++++ Available data ++++

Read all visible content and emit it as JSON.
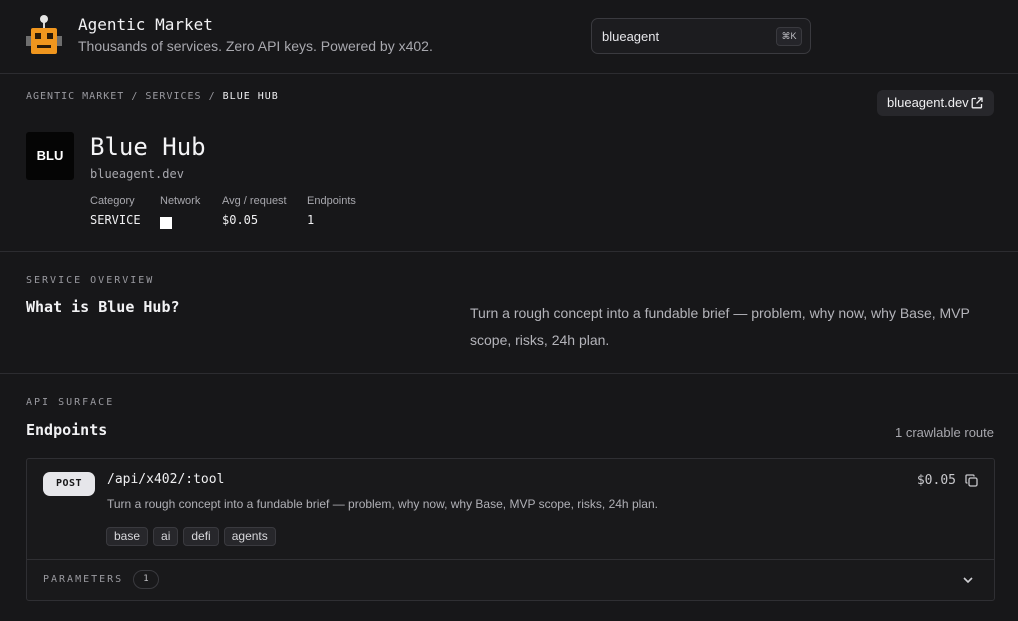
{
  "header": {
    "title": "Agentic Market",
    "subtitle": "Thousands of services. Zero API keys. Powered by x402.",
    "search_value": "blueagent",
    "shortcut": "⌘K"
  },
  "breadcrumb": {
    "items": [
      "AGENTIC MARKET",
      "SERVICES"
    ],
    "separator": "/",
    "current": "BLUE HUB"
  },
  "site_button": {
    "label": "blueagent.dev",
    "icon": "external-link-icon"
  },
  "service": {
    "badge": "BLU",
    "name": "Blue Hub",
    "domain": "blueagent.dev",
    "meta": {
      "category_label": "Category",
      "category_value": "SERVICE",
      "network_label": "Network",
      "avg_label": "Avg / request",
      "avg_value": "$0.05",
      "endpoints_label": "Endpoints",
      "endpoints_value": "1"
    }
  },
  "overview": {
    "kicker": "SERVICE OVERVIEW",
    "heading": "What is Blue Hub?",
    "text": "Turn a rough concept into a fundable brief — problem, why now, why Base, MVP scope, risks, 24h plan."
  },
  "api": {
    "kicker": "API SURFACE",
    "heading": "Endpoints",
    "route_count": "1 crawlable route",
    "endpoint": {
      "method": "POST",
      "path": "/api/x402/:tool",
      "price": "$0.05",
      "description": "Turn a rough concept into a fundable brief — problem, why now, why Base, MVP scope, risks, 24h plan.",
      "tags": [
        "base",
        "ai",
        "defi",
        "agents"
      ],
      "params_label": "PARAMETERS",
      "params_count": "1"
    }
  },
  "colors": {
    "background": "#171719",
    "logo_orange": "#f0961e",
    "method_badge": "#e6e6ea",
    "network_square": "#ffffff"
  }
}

++++

● **Exercise task**: Quote the records in full and exactly; skip any image.

● **Response**:
Read all visible content and emit it as JSON.
{
  "header": {
    "title": "Agentic Market",
    "subtitle": "Thousands of services. Zero API keys. Powered by x402.",
    "search_value": "blueagent",
    "shortcut": "⌘K"
  },
  "breadcrumb": {
    "items": [
      "AGENTIC MARKET",
      "SERVICES"
    ],
    "separator": "/",
    "current": "BLUE HUB"
  },
  "site_button": {
    "label": "blueagent.dev",
    "icon": "external-link-icon"
  },
  "service": {
    "badge": "BLU",
    "name": "Blue Hub",
    "domain": "blueagent.dev",
    "meta": {
      "category_label": "Category",
      "category_value": "SERVICE",
      "network_label": "Network",
      "avg_label": "Avg / request",
      "avg_value": "$0.05",
      "endpoints_label": "Endpoints",
      "endpoints_value": "1"
    }
  },
  "overview": {
    "kicker": "SERVICE OVERVIEW",
    "heading": "What is Blue Hub?",
    "text": "Turn a rough concept into a fundable brief — problem, why now, why Base, MVP scope, risks, 24h plan."
  },
  "api": {
    "kicker": "API SURFACE",
    "heading": "Endpoints",
    "route_count": "1 crawlable route",
    "endpoint": {
      "method": "POST",
      "path": "/api/x402/:tool",
      "price": "$0.05",
      "description": "Turn a rough concept into a fundable brief — problem, why now, why Base, MVP scope, risks, 24h plan.",
      "tags": [
        "base",
        "ai",
        "defi",
        "agents"
      ],
      "params_label": "PARAMETERS",
      "params_count": "1"
    }
  },
  "colors": {
    "background": "#171719",
    "logo_orange": "#f0961e",
    "method_badge": "#e6e6ea",
    "network_square": "#ffffff"
  }
}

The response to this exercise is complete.